O açambarcamento dos principais postos governamentais pelos monopolistas é acompanhado, segundo Walton, por uma eliminação impiedosa, até nos menores postos, dos funcionários governamentais que sustentaram o “New Deal” de Roosevelt. Isso, praticamente, equivale a uma fusão mais completa dos órgãos do poder político com os monopólios, a uma vontade mais determinada do capitalismo monopolizador dos Estados Unidos de estabelecer abertamente sua denominação política.
O Açambarcamento da Renda Nacional Pelos Monopólios
Na aparência, o desenvolvimento do capitalismo monopolista de Estado apresenta-se como uma intervenção do Estado na economia para “controlá-la” e “coordená-la”.

Enunciado —
Extraia do texto fornecido, sem nenhuma alteração, o trecho que começa com as palavras "O açambarcamento dos" e termina em "sua denominação política.".

Informações fornecidas —
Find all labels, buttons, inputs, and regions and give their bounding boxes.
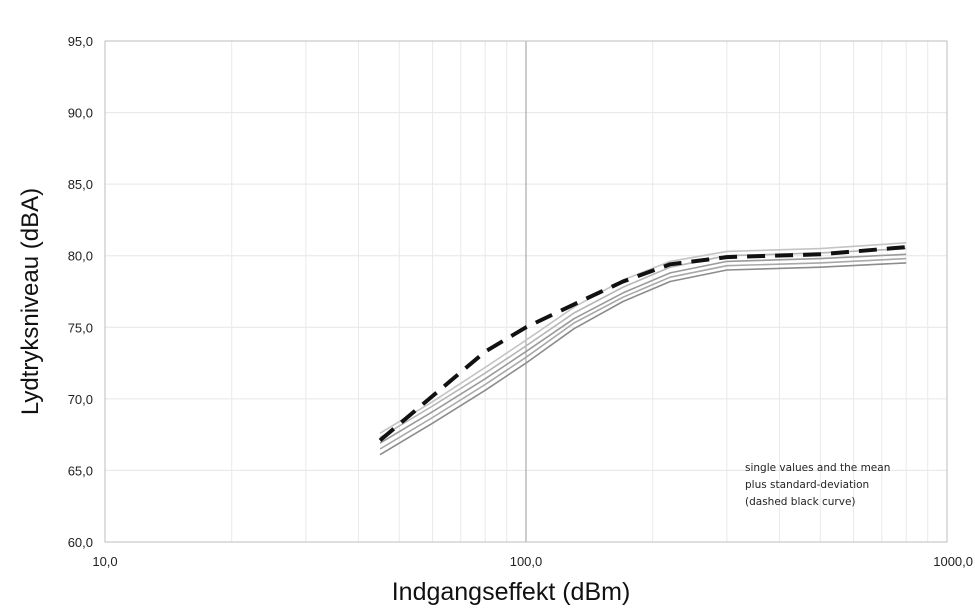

Tarefa concluída —
O açambarcamento dos principais postos governamentais pelos monopolistas é acompanhado, segundo Walton, por uma eliminação impiedosa, até nos menores postos, dos funcionários governamentais que sustentaram o “New Deal” de Roosevelt. Isso, praticamente, equivale a uma fusão mais completa dos órgãos do poder político com os monopólios, a uma vontade mais determinada do capitalismo monopolizador dos Estados Unidos de estabelecer abertamente sua denominação política.